• [THE EXERCISE]: Return each line containing the string "domanda".

* * * * * * * * *

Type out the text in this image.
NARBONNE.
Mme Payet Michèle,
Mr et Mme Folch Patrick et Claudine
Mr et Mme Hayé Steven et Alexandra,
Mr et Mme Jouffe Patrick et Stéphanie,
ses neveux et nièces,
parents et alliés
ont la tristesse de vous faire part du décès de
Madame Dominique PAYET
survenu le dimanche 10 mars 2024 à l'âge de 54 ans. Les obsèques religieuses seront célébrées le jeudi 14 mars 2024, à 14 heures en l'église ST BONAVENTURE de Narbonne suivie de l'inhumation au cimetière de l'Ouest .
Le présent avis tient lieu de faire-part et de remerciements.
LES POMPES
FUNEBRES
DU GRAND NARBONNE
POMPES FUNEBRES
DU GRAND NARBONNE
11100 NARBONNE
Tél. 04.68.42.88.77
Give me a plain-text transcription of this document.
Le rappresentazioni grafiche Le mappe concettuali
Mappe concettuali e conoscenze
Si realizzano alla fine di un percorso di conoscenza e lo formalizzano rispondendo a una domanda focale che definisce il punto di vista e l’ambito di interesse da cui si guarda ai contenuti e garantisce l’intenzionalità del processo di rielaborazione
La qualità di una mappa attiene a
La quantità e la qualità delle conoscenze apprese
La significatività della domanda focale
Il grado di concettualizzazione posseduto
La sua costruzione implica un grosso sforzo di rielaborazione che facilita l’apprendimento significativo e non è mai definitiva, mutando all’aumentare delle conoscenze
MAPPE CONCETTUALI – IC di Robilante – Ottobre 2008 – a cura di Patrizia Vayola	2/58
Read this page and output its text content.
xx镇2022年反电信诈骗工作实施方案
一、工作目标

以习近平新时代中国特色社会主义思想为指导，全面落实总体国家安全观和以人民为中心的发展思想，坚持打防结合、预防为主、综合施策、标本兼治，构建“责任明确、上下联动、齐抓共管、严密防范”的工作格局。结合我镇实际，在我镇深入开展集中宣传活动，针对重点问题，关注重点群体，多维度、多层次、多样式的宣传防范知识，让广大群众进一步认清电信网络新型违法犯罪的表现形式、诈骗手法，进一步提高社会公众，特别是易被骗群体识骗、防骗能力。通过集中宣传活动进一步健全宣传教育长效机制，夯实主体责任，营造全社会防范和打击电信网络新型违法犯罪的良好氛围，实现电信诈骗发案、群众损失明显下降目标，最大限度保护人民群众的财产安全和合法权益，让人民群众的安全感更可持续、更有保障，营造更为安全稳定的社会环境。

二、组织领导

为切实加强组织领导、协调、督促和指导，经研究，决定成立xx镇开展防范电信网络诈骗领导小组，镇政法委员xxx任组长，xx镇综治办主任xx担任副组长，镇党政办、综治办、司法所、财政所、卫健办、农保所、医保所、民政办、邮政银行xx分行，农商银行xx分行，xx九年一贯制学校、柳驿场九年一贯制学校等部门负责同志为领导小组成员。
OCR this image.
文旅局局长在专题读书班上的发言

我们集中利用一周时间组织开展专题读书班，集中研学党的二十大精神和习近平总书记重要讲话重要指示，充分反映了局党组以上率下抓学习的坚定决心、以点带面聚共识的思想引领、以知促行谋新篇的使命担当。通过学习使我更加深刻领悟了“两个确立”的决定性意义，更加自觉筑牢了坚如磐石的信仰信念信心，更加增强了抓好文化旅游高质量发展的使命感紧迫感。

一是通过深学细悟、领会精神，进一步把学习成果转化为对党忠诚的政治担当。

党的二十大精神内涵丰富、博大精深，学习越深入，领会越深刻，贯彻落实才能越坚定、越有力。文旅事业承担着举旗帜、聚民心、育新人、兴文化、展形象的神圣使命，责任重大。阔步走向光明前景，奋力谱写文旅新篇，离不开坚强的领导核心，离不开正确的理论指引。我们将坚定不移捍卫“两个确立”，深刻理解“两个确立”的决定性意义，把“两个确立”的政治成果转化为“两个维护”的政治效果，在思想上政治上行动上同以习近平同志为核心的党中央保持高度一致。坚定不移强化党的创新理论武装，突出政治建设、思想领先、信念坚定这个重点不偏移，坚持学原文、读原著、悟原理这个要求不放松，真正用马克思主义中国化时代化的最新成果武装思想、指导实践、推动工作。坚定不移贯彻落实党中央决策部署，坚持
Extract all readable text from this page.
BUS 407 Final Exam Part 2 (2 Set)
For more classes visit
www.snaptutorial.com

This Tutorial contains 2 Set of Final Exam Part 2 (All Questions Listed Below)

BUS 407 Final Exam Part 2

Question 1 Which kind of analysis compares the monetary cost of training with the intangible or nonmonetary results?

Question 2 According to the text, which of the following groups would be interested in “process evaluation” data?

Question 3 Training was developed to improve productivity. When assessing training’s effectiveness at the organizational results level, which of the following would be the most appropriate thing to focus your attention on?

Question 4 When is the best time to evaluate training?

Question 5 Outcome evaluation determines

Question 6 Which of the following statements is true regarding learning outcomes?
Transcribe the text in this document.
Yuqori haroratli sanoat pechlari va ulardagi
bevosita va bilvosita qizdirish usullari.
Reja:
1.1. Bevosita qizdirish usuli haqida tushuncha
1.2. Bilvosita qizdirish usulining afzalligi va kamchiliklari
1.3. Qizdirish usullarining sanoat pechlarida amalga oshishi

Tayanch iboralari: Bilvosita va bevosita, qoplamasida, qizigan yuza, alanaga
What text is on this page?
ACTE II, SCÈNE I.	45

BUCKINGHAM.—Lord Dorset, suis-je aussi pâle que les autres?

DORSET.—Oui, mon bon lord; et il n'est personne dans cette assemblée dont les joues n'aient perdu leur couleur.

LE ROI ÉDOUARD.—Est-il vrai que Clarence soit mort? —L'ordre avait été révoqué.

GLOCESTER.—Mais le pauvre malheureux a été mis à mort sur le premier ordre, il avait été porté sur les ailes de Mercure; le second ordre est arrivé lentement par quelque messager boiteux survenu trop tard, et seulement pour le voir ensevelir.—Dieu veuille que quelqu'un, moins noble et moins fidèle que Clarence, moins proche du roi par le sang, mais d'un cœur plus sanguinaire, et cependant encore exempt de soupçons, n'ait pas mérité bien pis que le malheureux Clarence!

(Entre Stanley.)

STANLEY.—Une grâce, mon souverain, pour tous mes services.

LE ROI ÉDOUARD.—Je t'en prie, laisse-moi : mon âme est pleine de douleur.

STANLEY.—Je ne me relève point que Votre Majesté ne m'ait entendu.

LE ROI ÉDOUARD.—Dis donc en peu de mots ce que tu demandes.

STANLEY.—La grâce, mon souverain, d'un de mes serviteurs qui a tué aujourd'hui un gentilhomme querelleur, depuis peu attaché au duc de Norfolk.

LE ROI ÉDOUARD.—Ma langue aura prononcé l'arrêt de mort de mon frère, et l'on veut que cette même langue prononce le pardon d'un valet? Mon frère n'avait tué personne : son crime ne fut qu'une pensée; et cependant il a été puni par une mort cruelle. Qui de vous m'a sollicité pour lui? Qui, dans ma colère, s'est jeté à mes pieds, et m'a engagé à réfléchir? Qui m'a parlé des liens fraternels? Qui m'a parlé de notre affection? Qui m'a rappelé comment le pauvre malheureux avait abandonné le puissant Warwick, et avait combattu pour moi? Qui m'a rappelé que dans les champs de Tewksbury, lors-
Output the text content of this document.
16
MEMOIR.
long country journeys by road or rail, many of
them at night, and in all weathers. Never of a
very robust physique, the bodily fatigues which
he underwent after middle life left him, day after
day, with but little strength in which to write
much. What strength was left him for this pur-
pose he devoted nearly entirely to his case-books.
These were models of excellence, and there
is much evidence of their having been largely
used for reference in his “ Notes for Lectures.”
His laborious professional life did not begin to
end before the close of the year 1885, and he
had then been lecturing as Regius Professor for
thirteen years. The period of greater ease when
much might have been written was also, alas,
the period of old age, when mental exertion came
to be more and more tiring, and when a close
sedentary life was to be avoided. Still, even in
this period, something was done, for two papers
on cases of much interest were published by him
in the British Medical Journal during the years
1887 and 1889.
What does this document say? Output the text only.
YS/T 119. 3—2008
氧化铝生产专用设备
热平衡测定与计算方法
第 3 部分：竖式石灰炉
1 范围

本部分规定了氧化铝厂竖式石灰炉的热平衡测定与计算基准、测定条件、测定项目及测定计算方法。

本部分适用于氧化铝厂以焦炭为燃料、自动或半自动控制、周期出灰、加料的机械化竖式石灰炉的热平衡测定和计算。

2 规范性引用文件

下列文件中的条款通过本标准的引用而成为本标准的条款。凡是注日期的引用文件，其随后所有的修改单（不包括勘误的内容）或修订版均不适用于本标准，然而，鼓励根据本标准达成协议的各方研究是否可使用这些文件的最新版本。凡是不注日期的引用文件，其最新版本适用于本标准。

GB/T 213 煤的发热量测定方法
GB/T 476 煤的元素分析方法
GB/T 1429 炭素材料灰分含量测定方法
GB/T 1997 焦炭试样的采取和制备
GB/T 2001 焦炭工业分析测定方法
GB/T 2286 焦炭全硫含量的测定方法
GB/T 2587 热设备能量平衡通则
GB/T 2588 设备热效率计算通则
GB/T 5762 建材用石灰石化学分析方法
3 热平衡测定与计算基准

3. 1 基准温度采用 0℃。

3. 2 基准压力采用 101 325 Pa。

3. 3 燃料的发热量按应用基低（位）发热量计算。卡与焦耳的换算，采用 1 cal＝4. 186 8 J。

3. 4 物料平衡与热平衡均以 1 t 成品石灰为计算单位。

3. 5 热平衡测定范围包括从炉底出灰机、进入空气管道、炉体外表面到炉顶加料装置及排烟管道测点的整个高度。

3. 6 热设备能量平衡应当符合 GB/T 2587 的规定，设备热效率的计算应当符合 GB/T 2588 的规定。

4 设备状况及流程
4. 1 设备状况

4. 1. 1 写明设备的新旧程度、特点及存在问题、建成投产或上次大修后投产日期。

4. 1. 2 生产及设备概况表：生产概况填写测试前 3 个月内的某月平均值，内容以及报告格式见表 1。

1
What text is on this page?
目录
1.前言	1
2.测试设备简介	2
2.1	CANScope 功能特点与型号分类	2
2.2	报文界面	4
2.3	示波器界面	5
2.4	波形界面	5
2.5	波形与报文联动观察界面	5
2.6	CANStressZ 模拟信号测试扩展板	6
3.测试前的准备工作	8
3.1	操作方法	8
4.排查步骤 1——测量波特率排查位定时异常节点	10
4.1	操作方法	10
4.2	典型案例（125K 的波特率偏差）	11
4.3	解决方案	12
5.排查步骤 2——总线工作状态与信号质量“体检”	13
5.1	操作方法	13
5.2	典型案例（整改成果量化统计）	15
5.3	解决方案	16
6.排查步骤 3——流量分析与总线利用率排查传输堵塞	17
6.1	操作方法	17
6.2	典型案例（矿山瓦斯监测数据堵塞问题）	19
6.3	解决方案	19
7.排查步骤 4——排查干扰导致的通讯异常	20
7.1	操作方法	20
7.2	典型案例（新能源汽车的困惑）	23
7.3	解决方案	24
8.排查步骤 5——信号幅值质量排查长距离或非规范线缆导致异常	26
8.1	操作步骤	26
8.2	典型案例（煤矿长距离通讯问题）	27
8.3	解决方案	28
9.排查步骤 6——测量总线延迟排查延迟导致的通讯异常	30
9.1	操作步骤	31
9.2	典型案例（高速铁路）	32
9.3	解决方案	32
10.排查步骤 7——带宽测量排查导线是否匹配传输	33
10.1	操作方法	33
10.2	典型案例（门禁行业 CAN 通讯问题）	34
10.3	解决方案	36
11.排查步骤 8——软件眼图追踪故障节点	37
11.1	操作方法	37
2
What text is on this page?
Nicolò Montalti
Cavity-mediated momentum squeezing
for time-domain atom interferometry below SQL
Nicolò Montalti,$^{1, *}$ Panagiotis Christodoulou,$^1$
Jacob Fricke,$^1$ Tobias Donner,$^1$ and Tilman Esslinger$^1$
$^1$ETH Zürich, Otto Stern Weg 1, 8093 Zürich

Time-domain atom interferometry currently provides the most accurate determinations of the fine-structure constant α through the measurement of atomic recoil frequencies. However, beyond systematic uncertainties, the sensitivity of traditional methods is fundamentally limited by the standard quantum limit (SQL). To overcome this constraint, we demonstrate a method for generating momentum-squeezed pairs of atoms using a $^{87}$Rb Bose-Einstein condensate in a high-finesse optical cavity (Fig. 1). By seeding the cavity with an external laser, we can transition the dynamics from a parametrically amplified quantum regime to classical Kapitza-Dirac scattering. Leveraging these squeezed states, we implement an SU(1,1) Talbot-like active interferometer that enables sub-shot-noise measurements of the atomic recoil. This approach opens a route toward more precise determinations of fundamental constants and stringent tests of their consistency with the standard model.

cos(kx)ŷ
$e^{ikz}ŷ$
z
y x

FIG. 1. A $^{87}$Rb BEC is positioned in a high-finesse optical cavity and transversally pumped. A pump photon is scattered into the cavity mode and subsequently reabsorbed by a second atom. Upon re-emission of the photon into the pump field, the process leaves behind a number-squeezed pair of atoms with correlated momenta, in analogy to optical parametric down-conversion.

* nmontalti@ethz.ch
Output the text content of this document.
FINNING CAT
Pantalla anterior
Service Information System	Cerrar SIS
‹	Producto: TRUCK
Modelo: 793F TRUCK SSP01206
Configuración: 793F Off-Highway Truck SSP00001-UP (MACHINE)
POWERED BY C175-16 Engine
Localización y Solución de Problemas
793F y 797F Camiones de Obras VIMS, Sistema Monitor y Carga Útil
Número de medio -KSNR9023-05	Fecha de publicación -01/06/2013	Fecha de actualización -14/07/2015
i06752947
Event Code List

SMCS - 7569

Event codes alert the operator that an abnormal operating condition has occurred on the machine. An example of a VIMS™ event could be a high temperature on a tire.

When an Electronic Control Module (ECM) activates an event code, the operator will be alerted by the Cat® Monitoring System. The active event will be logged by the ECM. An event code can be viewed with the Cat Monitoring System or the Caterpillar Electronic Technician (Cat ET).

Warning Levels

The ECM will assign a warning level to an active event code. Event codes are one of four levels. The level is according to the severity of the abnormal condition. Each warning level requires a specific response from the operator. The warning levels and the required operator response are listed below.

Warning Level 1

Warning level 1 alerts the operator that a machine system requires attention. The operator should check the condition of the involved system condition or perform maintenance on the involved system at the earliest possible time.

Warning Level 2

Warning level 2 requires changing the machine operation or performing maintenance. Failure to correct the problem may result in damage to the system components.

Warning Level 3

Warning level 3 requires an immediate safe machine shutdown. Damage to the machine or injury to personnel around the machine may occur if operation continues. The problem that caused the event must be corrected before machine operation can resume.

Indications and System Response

* * * * * * * * *

• [FINISHED EXERCISE]:
Si realizzano alla fine di un percorso di conoscenza e lo formalizzano rispondendo a una domanda focale che definisce il punto di vista e l’ambito di interesse da cui si guarda ai contenuti e garantisce l’intenzionalità del processo di rielaborazione
La significatività della domanda focale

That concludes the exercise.